- [SHORT TASK]: Restate the complete material exactly.

::::::::::

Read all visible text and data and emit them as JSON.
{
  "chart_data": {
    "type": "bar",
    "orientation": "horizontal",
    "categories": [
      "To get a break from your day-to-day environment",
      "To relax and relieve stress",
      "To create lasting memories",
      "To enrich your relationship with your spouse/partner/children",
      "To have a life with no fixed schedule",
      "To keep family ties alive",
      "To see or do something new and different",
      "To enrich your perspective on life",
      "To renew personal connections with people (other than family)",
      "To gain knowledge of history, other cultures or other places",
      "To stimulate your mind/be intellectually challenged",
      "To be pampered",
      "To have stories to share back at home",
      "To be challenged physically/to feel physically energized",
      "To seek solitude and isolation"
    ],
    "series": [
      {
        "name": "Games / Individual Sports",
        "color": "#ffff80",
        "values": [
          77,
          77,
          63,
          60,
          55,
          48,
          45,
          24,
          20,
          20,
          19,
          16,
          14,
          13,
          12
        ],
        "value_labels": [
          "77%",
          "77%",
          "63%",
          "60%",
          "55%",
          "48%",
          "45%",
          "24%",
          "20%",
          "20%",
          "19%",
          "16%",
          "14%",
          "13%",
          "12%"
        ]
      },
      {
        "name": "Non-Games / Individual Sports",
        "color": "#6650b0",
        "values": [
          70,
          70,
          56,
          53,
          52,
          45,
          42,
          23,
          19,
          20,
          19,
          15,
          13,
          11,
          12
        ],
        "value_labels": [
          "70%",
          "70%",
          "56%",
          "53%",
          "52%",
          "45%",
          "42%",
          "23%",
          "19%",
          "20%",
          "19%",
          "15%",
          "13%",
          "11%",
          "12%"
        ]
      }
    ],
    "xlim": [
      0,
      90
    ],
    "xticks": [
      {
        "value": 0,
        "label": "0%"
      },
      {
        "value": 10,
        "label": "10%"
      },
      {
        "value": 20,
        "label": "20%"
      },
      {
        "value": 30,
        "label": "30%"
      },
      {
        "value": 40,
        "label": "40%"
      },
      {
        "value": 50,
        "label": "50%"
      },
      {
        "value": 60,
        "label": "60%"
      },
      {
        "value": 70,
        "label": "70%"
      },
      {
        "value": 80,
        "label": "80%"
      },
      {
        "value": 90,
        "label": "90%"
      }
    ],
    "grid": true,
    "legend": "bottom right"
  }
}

::::::::::

- [THE REPLY]:
Read all visible text and data and emit them as JSON.
{
  "chart_data": {
    "type": "bar",
    "orientation": "horizontal",
    "categories": [
      "To get a break from your day-to-day environment",
      "To relax and relieve stress",
      "To create lasting memories",
      "To enrich your relationship with your spouse/partner/children",
      "To have a life with no fixed schedule",
      "To keep family ties alive",
      "To see or do something new and different",
      "To enrich your perspective on life",
      "To renew personal connections with people (other than family)",
      "To gain knowledge of history, other cultures or other places",
      "To stimulate your mind/be intellectually challenged",
      "To be pampered",
      "To have stories to share back at home",
      "To be challenged physically/to feel physically energized",
      "To seek solitude and isolation"
    ],
    "series": [
      {
        "name": "Games / Individual Sports",
        "color": "#ffff80",
        "values": [
          77,
          77,
          63,
          60,
          55,
          48,
          45,
          24,
          20,
          20,
          19,
          16,
          14,
          13,
          12
        ],
        "value_labels": [
          "77%",
          "77%",
          "63%",
          "60%",
          "55%",
          "48%",
          "45%",
          "24%",
          "20%",
          "20%",
          "19%",
          "16%",
          "14%",
          "13%",
          "12%"
        ]
      },
      {
        "name": "Non-Games / Individual Sports",
        "color": "#6650b0",
        "values": [
          70,
          70,
          56,
          53,
          52,
          45,
          42,
          23,
          19,
          20,
          19,
          15,
          13,
          11,
          12
        ],
        "value_labels": [
          "70%",
          "70%",
          "56%",
          "53%",
          "52%",
          "45%",
          "42%",
          "23%",
          "19%",
          "20%",
          "19%",
          "15%",
          "13%",
          "11%",
          "12%"
        ]
      }
    ],
    "xlim": [
      0,
      90
    ],
    "xticks": [
      {
        "value": 0,
        "label": "0%"
      },
      {
        "value": 10,
        "label": "10%"
      },
      {
        "value": 20,
        "label": "20%"
      },
      {
        "value": 30,
        "label": "30%"
      },
      {
        "value": 40,
        "label": "40%"
      },
      {
        "value": 50,
        "label": "50%"
      },
      {
        "value": 60,
        "label": "60%"
      },
      {
        "value": 70,
        "label": "70%"
      },
      {
        "value": 80,
        "label": "80%"
      },
      {
        "value": 90,
        "label": "90%"
      }
    ],
    "grid": true,
    "legend": "bottom right"
  }
}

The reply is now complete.